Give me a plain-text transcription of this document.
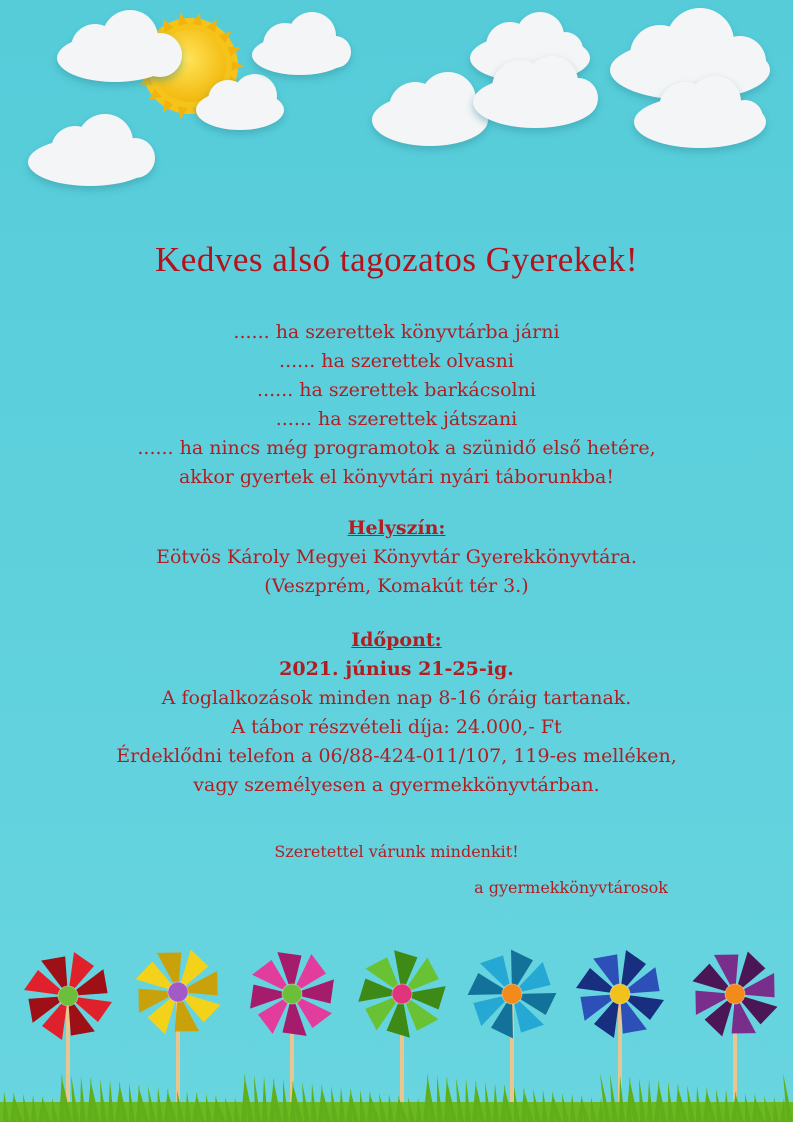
Kedves alsó tagozatos Gyerekek!

...... ha szerettek könyvtárba járni

...... ha szerettek olvasni

...... ha szerettek barkácsolni

...... ha szerettek játszani

...... ha nincs még programotok a szünidő első hetére,

akkor gyertek el könyvtári nyári táborunkba!

Helyszín:

Eötvös Károly Megyei Könyvtár Gyerekkönyvtára.

(Veszprém, Komakút tér 3.)

Időpont:

2021. június 21-25-ig.

A foglalkozások minden nap 8-16 óráig tartanak.

A tábor részvételi díja: 24.000,- Ft

Érdeklődni telefon a 06/88-424-011/107, 119-es melléken,

vagy személyesen a gyermekkönyvtárban.

Szeretettel várunk mindenkit!
a gyermekkönyvtárosok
· · ·
- _Stated task_
Find how many lines include the string "szerettek" and report that number alone.

- _Answer in full_
4